_What you should do:_
Transcribe the records below in full; pictures stay out of the copy.

_Data rows:_
_ _ _ _ _ _ _
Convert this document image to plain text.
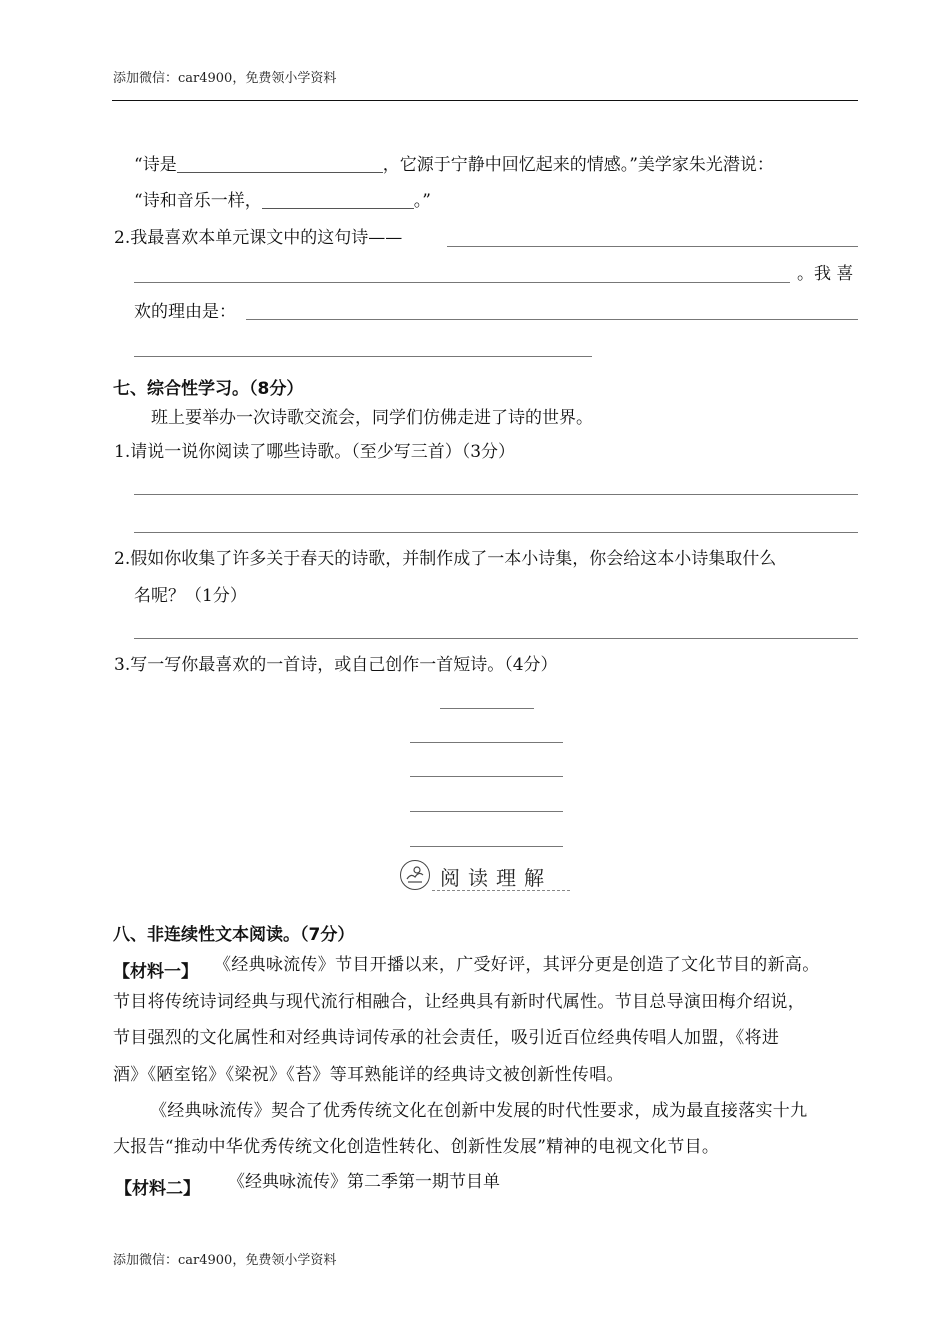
添加微信：car4900，免费领小学资料
“诗是	，它源于宁静中回忆起来的情感。”美学家朱光潜说：
“诗和音乐一样，	。”
2.我最喜欢本单元课文中的这句诗——
。我 喜
欢的理由是：
七、综合性学习。（8分）
班上要举办一次诗歌交流会，同学们仿佛走进了诗的世界。
1.请说一说你阅读了哪些诗歌。（至少写三首）（3分）
2.假如你收集了许多关于春天的诗歌，并制作成了一本小诗集，你会给这本小诗集取什么
名呢？（1分）
3.写一写你最喜欢的一首诗，或自己创作一首短诗。（4分）
阅读理解
八、非连续性文本阅读。（7分）
【材料一】 《经典咏流传》节目开播以来，广受好评，其评分更是创造了文化节目的新高。
节目将传统诗词经典与现代流行相融合，让经典具有新时代属性。节目总导演田梅介绍说，
节目强烈的文化属性和对经典诗词传承的社会责任，吸引近百位经典传唱人加盟，《将进
酒》《陋室铭》《梁祝》《苔》等耳熟能详的经典诗文被创新性传唱。
《经典咏流传》契合了优秀传统文化在创新中发展的时代性要求，成为最直接落实十九
大报告“推动中华优秀传统文化创造性转化、创新性发展”精神的电视文化节目。
【材料二】 《经典咏流传》第二季第一期节目单
添加微信：car4900，免费领小学资料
_ _ _ _ _ _ _
_Exercise output:_
Convert this document image to plain text.
添加微信：car4900，免费领小学资料
“诗是	，它源于宁静中回忆起来的情感。”美学家朱光潜说：
“诗和音乐一样，	。”
2.我最喜欢本单元课文中的这句诗——
。我 喜
欢的理由是：
七、综合性学习。（8分）
班上要举办一次诗歌交流会，同学们仿佛走进了诗的世界。
1.请说一说你阅读了哪些诗歌。（至少写三首）（3分）
2.假如你收集了许多关于春天的诗歌，并制作成了一本小诗集，你会给这本小诗集取什么
名呢？（1分）
3.写一写你最喜欢的一首诗，或自己创作一首短诗。（4分）
阅读理解
八、非连续性文本阅读。（7分）
【材料一】 《经典咏流传》节目开播以来，广受好评，其评分更是创造了文化节目的新高。
节目将传统诗词经典与现代流行相融合，让经典具有新时代属性。节目总导演田梅介绍说，
节目强烈的文化属性和对经典诗词传承的社会责任，吸引近百位经典传唱人加盟，《将进
酒》《陋室铭》《梁祝》《苔》等耳熟能详的经典诗文被创新性传唱。
《经典咏流传》契合了优秀传统文化在创新中发展的时代性要求，成为最直接落实十九
大报告“推动中华优秀传统文化创造性转化、创新性发展”精神的电视文化节目。
【材料二】 《经典咏流传》第二季第一期节目单
添加微信：car4900，免费领小学资料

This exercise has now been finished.